Tally the lines of the listing that contain the word "Clover", then give the total and nothing else.

>> BEGIN SOURCE RECORDS

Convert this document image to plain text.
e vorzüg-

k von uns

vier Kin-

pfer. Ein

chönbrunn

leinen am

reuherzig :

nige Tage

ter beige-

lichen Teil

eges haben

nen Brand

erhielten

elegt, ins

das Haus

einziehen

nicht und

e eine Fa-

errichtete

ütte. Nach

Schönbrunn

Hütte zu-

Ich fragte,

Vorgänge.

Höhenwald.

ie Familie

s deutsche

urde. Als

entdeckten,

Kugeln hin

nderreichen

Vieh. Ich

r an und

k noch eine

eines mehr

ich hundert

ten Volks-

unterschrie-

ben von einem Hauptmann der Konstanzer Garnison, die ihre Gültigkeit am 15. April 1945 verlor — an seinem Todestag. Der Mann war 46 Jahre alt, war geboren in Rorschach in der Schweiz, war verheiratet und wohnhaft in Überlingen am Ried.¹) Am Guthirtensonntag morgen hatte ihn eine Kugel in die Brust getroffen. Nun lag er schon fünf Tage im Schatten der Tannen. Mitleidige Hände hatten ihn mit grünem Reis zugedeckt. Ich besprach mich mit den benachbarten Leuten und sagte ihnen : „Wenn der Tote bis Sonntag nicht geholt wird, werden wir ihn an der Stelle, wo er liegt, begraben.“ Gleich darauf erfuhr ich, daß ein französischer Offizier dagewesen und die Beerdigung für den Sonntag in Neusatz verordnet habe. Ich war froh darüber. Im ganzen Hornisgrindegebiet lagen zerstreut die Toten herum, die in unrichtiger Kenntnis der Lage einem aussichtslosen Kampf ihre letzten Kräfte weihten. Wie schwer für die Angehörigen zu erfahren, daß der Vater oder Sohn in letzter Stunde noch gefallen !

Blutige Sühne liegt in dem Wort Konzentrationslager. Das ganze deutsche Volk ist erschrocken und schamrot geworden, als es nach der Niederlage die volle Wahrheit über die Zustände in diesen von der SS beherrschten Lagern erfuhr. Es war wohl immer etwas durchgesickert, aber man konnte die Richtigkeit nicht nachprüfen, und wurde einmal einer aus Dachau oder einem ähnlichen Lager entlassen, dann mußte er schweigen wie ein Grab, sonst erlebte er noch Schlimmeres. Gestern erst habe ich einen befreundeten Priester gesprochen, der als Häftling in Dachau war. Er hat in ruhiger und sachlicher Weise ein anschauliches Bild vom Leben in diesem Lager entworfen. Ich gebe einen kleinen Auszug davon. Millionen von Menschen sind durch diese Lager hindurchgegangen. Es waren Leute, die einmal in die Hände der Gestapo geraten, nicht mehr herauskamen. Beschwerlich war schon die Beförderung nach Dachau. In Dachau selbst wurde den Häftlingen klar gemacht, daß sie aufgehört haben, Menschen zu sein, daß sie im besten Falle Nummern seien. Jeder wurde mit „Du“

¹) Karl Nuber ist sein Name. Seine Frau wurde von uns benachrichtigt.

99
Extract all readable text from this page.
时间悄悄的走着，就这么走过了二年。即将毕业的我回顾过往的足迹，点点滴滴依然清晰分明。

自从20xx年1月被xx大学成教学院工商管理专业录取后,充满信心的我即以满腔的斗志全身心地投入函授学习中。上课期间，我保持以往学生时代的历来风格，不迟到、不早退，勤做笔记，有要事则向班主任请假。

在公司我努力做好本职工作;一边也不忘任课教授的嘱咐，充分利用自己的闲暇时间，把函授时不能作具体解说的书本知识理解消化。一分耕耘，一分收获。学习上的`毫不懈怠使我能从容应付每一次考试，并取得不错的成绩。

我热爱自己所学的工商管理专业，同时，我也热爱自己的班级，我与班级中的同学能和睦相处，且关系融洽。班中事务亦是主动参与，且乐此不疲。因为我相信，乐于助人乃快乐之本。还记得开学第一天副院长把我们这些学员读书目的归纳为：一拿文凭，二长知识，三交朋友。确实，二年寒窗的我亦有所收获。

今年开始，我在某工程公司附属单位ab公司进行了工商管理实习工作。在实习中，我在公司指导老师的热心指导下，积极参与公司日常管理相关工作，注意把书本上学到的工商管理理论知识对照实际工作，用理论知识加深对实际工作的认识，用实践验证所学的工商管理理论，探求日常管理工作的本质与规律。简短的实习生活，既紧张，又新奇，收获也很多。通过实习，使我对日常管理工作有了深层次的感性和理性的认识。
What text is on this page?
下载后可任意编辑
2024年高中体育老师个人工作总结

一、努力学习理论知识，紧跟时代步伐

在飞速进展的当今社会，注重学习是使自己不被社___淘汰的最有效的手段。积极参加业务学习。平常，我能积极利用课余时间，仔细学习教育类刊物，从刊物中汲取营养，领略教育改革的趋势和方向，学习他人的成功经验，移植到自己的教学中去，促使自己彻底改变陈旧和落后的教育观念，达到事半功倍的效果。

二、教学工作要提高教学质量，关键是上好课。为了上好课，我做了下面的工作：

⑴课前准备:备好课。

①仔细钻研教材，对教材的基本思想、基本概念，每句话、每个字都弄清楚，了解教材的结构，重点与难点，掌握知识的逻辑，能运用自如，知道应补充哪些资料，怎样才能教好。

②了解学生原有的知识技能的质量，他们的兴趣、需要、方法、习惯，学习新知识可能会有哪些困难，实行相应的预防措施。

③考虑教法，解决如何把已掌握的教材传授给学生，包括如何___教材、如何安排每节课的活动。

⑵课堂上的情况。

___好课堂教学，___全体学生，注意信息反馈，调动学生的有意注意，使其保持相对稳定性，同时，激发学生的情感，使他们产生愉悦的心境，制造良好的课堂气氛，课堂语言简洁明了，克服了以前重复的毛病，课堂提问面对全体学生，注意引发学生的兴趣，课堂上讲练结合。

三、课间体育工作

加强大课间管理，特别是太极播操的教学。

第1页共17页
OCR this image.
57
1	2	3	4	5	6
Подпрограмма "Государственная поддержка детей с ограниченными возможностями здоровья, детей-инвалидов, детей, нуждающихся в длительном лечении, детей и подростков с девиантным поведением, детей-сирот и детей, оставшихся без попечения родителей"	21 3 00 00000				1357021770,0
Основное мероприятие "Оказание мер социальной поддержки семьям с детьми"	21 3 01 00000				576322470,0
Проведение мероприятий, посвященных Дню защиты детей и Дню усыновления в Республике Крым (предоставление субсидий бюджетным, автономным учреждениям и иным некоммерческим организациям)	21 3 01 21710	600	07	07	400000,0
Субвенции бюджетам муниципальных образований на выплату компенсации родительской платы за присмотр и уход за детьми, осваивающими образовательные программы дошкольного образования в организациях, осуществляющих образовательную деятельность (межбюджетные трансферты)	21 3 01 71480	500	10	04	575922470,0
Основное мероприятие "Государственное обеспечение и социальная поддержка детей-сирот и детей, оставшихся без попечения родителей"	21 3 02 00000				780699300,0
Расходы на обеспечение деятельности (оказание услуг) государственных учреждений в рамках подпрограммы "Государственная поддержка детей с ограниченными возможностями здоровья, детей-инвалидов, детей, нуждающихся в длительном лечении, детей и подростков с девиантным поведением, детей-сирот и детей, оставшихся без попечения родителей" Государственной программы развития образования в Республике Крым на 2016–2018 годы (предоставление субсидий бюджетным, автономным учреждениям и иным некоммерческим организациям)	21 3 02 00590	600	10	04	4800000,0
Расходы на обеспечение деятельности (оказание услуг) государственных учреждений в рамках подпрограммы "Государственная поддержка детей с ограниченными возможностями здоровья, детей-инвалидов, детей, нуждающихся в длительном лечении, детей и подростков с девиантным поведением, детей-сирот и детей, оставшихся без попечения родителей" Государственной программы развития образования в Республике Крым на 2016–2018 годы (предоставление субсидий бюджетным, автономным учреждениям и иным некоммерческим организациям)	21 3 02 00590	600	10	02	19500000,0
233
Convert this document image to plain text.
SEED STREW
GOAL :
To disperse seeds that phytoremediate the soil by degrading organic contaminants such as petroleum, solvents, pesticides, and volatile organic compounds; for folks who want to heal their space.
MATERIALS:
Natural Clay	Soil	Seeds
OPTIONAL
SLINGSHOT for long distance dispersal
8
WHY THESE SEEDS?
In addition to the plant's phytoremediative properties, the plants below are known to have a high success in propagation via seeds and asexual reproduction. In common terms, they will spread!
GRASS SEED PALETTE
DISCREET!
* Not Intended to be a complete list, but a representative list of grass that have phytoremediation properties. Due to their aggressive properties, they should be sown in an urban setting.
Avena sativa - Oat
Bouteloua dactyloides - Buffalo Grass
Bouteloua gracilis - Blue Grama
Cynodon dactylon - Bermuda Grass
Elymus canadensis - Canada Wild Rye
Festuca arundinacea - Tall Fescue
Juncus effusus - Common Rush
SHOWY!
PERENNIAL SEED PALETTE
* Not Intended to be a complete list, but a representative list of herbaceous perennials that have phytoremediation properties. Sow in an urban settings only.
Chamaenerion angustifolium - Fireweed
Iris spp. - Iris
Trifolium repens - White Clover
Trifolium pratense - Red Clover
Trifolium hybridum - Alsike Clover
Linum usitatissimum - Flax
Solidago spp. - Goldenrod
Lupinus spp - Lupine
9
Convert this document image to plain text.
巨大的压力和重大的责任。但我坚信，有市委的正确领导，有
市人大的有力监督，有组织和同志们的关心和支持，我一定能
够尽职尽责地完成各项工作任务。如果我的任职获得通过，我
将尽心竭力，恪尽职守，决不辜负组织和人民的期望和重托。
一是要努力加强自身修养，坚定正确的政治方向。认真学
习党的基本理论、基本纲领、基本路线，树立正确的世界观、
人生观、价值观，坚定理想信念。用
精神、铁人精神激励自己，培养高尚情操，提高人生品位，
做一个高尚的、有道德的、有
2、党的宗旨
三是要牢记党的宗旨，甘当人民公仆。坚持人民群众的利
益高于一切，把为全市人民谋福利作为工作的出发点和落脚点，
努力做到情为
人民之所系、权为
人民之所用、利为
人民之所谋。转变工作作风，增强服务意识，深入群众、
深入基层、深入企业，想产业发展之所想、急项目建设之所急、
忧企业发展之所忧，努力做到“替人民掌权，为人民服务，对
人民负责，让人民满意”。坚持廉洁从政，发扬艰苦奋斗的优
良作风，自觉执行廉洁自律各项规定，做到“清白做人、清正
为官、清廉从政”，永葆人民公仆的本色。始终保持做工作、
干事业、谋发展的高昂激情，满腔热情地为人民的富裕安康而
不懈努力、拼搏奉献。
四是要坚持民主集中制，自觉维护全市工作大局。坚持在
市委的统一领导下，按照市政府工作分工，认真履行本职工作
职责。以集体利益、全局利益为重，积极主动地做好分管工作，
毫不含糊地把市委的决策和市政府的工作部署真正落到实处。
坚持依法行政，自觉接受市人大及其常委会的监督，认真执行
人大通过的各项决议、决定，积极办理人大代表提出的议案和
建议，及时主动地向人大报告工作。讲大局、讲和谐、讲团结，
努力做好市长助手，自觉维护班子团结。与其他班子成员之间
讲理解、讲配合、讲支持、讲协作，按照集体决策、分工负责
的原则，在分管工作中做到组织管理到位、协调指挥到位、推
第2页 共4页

>> END SOURCE RECORDS

EXERCISE ANSWER. 3